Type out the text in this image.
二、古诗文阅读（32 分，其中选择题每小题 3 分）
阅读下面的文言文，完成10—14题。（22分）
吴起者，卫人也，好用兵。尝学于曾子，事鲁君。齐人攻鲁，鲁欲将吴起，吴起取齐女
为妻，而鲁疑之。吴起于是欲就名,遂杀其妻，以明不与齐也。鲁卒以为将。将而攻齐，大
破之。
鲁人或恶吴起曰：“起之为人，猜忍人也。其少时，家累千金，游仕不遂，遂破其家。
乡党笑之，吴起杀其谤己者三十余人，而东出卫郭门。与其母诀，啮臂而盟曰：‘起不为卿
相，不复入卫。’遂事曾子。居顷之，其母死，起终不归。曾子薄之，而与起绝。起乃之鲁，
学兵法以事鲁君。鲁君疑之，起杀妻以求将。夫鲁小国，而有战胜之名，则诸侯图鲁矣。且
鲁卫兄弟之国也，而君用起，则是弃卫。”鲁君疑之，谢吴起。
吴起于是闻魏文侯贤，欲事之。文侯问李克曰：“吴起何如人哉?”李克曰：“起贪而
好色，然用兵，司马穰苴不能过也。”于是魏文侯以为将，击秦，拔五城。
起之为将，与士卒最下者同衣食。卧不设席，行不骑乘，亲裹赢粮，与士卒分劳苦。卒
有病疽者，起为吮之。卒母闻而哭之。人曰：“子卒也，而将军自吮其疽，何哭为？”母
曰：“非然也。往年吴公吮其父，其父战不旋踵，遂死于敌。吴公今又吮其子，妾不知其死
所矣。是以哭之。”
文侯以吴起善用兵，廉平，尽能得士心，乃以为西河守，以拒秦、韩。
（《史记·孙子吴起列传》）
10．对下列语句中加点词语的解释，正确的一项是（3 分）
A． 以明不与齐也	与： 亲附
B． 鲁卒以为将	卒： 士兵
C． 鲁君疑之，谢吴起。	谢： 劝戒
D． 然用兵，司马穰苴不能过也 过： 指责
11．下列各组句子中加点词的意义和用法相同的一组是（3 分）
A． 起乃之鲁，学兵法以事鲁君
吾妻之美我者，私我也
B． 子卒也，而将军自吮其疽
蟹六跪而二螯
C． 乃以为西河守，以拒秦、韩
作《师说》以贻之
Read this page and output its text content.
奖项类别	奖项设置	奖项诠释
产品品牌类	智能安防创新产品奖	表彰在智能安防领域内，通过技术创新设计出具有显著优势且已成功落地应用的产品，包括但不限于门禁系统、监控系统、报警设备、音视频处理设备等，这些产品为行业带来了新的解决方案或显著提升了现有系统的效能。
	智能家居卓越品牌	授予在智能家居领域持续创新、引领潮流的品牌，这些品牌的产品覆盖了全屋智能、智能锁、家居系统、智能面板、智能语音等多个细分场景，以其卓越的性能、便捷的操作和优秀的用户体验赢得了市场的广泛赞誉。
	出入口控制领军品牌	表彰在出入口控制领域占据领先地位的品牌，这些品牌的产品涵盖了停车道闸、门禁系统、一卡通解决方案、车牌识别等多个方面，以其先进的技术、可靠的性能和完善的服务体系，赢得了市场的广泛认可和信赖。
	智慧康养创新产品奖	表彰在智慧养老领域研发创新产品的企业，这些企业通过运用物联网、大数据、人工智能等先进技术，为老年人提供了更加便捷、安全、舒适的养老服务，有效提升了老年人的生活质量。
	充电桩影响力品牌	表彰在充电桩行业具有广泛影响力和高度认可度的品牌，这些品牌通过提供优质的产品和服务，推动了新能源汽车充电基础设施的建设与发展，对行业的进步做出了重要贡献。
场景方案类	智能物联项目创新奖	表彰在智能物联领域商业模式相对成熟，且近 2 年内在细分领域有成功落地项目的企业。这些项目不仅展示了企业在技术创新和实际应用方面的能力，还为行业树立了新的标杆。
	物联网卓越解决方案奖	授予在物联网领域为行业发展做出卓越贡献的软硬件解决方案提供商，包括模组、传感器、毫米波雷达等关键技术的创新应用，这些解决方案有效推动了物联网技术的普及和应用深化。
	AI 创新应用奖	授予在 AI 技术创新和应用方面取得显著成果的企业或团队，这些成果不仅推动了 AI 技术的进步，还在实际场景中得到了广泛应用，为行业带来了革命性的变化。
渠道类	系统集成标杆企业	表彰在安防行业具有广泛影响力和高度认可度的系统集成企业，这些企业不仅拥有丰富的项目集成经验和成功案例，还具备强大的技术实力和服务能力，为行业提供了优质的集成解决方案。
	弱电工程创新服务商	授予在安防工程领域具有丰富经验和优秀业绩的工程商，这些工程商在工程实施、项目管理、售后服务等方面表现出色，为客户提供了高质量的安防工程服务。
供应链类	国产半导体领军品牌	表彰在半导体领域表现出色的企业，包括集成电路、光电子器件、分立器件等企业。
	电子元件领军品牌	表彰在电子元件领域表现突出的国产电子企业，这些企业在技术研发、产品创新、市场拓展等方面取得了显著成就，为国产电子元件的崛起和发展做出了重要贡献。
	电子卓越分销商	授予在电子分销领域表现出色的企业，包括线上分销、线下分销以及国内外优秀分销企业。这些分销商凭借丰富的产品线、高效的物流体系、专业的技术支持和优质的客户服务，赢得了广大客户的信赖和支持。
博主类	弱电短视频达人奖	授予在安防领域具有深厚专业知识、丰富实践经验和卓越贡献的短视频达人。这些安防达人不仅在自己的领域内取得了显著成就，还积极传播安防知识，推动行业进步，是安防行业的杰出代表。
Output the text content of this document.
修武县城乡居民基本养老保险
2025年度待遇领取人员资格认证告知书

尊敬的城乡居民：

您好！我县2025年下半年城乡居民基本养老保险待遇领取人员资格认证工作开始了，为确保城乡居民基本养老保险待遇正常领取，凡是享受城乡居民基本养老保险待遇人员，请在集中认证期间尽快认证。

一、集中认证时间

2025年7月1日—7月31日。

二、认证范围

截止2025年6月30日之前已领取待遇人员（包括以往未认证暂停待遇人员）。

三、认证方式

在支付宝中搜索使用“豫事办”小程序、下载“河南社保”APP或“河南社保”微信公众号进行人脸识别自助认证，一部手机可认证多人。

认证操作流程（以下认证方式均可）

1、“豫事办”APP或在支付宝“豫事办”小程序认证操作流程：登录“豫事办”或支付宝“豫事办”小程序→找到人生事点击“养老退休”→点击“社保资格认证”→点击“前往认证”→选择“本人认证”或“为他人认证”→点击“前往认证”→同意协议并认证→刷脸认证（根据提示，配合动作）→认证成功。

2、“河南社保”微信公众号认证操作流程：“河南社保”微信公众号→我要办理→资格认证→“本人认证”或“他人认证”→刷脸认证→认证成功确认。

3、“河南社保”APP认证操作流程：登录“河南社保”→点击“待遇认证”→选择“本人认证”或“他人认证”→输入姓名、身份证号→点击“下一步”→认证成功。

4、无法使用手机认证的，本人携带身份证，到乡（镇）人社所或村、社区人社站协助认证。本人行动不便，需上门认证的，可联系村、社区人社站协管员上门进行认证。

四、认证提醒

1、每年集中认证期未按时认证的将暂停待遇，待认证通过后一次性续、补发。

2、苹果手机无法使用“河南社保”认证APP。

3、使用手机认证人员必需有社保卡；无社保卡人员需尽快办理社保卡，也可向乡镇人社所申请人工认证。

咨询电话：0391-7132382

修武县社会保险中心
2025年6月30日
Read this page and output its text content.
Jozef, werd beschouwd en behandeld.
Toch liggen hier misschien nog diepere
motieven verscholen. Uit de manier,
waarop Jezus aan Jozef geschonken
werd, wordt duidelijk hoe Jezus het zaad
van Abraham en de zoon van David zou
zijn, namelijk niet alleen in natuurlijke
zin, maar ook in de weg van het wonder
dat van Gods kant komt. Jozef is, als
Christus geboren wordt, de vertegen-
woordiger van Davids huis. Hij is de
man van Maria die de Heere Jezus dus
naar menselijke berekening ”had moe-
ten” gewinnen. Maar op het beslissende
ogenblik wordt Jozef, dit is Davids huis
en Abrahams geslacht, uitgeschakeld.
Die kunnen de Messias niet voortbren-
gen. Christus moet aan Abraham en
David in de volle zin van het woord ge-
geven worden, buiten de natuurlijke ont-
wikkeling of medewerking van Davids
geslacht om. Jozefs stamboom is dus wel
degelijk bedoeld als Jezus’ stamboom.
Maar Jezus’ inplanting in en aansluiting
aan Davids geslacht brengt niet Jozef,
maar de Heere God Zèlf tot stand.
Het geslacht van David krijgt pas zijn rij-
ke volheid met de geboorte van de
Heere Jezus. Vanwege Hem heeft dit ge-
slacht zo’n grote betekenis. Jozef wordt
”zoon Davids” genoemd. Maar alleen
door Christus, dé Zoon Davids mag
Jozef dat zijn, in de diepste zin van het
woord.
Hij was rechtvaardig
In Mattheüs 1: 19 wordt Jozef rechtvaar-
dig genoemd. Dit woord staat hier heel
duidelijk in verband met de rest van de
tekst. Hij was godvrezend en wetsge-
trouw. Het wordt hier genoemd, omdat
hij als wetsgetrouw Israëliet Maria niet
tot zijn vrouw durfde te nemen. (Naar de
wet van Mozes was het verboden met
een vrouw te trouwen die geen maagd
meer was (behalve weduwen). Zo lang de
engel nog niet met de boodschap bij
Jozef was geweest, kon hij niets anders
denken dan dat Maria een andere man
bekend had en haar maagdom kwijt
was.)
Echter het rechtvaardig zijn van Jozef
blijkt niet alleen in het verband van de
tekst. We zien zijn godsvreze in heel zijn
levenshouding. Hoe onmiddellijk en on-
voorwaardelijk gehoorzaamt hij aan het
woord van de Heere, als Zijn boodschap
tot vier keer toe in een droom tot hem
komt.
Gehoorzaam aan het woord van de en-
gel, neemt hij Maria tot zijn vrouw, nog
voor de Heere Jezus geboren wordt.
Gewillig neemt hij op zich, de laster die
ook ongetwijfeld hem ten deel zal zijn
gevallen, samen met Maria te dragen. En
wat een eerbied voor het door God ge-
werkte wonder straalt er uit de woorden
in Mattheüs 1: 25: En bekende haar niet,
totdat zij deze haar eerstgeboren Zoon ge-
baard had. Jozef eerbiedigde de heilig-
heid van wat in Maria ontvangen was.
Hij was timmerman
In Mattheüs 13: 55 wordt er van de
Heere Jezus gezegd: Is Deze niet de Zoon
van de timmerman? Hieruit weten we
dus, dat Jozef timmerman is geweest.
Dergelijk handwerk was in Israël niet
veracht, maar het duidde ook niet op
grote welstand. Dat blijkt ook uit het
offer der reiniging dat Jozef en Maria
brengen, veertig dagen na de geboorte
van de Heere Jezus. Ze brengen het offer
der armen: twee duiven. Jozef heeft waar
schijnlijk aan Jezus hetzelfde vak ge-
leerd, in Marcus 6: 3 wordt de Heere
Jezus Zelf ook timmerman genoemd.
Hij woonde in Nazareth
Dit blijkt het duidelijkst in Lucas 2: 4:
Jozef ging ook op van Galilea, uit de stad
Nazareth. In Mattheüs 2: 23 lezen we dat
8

#####

PROBLEM TO SOLVE: Look through the entries and return every line where "text" appears.

PROBLEM SOLUTION:
Type out the text in this image.
Read this page and output its text content.
Output the text content of this document.
Read this page and output its text content.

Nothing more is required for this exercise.